Objective: Search the records below for the word "JSON" and show every line where it occurs.

(Dataset records)
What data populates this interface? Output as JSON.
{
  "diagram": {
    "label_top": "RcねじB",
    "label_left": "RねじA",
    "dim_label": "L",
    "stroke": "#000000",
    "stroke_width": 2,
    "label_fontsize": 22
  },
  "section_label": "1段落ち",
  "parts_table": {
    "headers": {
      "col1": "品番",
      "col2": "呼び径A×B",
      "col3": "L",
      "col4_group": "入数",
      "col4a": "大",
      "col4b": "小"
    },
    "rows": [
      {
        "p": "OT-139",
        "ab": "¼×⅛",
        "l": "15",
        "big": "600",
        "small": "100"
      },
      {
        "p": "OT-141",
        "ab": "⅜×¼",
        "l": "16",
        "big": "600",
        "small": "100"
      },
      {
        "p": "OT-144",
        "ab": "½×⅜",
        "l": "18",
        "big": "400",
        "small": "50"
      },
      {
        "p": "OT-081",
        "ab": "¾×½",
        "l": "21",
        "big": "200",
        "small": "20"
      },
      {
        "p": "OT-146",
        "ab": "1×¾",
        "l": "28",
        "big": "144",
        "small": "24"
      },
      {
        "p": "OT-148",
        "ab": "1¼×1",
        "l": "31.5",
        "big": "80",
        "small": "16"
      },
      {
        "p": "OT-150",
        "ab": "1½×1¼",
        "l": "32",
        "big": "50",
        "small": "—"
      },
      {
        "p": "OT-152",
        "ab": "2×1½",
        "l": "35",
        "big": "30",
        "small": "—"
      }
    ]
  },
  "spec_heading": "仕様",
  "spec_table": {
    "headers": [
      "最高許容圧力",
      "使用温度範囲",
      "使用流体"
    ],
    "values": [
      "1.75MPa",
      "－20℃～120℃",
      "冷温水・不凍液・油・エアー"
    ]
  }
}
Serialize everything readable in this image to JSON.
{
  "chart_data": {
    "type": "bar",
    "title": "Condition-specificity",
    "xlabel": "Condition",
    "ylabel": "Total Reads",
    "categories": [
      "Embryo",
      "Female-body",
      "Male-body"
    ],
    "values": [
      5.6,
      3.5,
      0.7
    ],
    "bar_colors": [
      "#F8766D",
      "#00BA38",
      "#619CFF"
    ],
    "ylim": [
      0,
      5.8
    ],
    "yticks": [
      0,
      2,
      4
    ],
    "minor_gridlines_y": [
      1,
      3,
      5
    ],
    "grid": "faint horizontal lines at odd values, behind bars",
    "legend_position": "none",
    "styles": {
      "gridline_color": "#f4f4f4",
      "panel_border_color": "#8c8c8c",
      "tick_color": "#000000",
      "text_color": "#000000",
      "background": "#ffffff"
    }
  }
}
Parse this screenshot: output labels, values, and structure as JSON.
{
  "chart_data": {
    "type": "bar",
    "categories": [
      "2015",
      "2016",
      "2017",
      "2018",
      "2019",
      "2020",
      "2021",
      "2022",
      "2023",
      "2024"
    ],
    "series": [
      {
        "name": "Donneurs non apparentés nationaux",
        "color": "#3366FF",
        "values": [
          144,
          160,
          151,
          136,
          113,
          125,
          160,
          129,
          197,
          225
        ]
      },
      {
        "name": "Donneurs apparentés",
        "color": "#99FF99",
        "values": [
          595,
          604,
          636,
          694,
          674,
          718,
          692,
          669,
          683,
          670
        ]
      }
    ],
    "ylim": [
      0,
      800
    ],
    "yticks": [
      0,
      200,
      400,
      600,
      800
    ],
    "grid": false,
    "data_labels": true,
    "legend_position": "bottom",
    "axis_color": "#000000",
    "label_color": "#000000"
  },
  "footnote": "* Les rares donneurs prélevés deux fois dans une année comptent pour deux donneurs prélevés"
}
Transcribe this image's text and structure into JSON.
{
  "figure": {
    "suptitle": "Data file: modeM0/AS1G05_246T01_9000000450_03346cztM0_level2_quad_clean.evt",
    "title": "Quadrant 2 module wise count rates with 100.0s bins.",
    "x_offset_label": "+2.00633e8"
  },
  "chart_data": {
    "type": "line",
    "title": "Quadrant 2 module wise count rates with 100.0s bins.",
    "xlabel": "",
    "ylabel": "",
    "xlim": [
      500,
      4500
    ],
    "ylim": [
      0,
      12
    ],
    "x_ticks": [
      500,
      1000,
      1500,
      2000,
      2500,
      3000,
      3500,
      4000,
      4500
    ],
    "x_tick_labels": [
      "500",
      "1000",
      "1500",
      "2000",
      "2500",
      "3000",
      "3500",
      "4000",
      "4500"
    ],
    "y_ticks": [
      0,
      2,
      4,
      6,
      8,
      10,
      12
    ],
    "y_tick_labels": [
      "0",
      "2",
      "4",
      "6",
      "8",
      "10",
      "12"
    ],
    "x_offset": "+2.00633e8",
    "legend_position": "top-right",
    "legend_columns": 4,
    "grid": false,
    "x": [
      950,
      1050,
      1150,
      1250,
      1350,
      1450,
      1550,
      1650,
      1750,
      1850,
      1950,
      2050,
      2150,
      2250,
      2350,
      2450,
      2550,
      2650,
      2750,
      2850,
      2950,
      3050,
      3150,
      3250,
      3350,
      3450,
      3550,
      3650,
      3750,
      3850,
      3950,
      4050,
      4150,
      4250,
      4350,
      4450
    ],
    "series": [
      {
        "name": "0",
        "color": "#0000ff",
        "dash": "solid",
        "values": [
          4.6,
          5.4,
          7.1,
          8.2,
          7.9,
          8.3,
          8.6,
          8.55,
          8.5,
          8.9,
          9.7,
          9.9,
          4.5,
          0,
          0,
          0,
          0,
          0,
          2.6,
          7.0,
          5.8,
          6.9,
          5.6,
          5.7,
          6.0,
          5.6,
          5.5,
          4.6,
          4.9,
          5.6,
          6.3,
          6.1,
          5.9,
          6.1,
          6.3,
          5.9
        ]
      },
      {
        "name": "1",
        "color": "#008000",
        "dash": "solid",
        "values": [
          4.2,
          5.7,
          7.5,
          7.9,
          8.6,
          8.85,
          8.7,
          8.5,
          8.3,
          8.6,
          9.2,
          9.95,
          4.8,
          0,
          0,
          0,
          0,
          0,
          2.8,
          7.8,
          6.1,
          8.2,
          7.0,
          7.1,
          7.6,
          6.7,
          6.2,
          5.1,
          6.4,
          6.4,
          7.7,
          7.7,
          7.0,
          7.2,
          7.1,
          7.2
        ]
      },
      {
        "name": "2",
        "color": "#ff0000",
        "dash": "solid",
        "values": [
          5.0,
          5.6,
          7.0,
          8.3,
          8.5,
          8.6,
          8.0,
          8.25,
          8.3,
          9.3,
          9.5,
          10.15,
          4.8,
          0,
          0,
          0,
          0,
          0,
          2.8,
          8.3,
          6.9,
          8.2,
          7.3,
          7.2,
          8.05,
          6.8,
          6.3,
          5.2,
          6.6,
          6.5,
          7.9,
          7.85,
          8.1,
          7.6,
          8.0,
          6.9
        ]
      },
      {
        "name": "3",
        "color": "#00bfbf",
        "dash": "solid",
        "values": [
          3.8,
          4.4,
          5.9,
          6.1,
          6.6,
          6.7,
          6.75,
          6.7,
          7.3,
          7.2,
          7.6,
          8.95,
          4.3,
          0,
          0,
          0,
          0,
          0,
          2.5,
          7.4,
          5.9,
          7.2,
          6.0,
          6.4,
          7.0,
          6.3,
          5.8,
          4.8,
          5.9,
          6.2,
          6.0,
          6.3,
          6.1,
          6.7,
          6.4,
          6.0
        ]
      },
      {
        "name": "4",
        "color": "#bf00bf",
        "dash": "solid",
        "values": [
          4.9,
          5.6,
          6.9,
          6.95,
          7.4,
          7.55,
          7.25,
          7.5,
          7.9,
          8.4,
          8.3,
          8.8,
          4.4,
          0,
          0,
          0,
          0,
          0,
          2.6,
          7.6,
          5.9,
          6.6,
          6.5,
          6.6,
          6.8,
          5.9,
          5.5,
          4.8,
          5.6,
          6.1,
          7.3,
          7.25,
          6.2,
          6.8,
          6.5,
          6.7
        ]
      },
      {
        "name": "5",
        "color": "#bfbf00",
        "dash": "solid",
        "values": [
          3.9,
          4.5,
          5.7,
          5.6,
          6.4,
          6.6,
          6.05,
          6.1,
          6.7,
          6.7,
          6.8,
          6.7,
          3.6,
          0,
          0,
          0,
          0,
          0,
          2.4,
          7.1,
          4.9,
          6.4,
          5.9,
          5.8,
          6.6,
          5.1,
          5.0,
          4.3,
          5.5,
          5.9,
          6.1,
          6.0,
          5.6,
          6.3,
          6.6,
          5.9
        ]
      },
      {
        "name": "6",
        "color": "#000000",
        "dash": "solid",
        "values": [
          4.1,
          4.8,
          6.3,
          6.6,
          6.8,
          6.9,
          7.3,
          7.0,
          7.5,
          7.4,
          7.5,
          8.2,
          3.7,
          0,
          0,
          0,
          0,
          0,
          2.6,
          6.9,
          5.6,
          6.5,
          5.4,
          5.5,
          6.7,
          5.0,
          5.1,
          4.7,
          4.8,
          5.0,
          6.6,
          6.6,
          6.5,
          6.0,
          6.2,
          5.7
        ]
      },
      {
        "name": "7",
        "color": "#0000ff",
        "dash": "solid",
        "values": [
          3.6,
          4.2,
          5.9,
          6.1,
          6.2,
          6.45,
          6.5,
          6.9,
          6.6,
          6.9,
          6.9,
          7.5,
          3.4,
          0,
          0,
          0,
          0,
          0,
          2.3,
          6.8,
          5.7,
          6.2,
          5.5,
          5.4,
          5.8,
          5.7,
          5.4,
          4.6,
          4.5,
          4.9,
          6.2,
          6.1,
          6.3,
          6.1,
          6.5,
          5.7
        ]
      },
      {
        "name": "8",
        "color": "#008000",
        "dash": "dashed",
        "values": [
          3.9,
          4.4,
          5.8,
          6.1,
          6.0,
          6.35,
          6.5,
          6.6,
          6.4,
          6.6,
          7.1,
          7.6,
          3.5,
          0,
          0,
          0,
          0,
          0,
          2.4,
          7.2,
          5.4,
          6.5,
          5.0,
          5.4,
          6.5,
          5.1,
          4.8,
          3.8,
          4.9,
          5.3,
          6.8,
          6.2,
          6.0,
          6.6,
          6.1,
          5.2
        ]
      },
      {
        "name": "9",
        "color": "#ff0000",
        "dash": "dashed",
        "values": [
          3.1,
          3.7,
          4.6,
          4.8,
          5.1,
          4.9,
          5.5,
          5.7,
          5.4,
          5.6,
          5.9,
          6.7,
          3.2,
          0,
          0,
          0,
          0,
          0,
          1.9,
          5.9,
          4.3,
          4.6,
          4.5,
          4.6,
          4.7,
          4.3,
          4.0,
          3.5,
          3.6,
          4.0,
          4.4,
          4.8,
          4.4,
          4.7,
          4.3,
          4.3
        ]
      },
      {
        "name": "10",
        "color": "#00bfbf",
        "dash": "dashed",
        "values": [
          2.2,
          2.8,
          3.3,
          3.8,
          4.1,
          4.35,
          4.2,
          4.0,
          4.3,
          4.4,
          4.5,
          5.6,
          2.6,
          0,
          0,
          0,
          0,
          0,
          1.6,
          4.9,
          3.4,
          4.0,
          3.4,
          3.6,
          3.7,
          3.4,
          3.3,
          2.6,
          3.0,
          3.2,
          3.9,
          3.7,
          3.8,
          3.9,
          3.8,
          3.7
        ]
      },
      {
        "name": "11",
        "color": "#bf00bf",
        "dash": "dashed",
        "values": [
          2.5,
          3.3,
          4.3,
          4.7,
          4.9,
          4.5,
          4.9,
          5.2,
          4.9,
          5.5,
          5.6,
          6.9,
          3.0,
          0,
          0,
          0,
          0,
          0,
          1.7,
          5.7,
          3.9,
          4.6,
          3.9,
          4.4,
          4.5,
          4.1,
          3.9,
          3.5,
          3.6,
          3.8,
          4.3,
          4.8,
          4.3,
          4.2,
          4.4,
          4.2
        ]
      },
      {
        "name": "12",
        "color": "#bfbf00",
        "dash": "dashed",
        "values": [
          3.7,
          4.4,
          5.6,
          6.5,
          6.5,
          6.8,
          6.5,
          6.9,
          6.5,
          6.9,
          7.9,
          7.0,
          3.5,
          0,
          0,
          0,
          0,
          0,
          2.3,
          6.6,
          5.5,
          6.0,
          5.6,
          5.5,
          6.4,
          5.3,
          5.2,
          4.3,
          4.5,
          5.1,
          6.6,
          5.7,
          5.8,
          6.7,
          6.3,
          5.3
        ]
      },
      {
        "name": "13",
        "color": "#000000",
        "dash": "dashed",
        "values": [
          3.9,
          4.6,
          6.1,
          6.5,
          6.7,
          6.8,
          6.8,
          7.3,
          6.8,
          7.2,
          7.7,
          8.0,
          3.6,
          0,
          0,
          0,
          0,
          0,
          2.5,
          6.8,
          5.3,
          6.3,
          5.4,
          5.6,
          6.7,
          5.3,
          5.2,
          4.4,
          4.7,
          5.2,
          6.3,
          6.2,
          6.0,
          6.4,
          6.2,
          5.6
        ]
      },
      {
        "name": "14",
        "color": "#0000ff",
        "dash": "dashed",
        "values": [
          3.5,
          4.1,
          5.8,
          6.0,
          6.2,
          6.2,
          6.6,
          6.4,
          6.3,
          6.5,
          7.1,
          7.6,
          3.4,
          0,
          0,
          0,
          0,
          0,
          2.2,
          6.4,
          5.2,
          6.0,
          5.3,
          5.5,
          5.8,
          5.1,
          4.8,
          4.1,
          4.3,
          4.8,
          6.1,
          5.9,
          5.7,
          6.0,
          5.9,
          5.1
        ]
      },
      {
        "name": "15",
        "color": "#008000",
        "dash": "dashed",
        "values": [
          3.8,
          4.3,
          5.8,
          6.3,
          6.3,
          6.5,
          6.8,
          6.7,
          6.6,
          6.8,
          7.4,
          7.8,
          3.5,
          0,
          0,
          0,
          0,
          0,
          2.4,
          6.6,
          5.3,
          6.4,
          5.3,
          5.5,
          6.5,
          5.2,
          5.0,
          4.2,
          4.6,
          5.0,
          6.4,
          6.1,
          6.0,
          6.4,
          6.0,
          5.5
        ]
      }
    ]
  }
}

Answer to the exercise:
What data populates this interface? Output as JSON.
Serialize everything readable in this image to JSON.
Parse this screenshot: output labels, values, and structure as JSON.
Transcribe this image's text and structure into JSON.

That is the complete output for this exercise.